▶ [Written task]: Copy each line where the word "parent" occurs.

────────────────

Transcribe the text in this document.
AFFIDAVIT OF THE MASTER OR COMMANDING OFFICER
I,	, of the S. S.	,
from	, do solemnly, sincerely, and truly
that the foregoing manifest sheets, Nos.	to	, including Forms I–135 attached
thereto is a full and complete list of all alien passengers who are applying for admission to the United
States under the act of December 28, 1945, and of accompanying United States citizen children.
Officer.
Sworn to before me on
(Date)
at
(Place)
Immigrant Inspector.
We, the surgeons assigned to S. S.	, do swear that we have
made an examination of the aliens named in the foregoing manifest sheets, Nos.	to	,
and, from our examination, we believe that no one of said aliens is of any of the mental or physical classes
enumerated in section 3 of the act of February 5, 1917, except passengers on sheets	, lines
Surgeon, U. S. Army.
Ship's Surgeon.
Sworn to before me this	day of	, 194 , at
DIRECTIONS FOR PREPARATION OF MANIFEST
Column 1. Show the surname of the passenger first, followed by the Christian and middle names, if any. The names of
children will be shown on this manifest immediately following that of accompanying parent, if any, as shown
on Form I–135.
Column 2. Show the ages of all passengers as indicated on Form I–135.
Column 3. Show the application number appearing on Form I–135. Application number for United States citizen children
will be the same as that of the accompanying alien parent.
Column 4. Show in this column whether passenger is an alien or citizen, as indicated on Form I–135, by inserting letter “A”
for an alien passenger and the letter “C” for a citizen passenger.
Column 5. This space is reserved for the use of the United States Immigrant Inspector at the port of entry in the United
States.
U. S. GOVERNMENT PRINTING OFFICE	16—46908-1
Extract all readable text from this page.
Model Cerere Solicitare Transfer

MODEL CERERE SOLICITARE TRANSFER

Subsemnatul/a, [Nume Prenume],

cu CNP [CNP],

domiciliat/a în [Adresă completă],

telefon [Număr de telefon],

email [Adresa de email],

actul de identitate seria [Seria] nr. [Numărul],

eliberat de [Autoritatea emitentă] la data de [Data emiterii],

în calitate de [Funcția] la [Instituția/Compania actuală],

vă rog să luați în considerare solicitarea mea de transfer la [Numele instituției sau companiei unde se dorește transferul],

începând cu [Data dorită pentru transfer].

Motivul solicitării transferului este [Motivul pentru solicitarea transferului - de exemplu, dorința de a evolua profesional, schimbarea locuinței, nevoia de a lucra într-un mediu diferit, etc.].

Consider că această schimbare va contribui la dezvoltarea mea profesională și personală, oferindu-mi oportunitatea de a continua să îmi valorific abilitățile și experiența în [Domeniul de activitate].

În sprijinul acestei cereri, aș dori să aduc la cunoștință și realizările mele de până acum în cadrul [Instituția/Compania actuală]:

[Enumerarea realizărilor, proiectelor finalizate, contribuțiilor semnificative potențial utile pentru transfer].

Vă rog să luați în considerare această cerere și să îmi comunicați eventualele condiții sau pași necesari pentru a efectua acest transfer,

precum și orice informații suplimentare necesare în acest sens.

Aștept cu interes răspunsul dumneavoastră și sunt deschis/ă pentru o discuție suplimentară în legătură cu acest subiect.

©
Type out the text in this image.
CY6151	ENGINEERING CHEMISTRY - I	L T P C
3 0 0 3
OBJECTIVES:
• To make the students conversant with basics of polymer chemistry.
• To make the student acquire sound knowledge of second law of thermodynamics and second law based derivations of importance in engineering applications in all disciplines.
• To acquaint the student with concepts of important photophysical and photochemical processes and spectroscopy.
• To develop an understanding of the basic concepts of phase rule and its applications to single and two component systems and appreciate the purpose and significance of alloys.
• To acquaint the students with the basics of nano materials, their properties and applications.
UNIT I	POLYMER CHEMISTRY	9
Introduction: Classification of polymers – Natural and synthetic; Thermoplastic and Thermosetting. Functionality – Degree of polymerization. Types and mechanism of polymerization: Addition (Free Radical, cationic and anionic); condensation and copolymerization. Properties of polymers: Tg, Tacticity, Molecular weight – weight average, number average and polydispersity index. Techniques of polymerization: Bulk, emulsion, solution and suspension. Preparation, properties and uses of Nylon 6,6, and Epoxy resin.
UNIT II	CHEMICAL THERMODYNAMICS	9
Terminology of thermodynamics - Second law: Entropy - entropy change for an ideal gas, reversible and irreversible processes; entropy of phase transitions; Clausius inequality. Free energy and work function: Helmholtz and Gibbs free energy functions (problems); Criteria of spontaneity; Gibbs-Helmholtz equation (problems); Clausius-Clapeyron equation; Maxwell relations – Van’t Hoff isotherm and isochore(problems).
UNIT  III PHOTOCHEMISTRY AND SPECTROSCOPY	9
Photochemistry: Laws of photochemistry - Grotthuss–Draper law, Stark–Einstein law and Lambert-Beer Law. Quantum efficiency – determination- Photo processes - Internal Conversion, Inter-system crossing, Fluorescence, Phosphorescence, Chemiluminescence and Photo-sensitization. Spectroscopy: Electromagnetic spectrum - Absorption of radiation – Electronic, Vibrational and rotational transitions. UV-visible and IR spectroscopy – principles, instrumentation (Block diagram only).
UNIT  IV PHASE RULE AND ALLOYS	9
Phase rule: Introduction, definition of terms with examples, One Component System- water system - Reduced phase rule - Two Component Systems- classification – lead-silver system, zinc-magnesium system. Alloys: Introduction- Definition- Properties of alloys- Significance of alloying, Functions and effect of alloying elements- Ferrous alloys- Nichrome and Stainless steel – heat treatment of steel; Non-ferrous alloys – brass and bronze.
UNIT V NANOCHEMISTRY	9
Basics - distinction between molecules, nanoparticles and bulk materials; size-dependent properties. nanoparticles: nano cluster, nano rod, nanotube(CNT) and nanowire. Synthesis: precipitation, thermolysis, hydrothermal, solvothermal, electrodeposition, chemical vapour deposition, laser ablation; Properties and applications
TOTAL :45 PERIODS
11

────────────────

▶ [Answer]:
children will be shown on this manifest immediately following that of accompanying parent, if any, as shown
will be the same as that of the accompanying alien parent.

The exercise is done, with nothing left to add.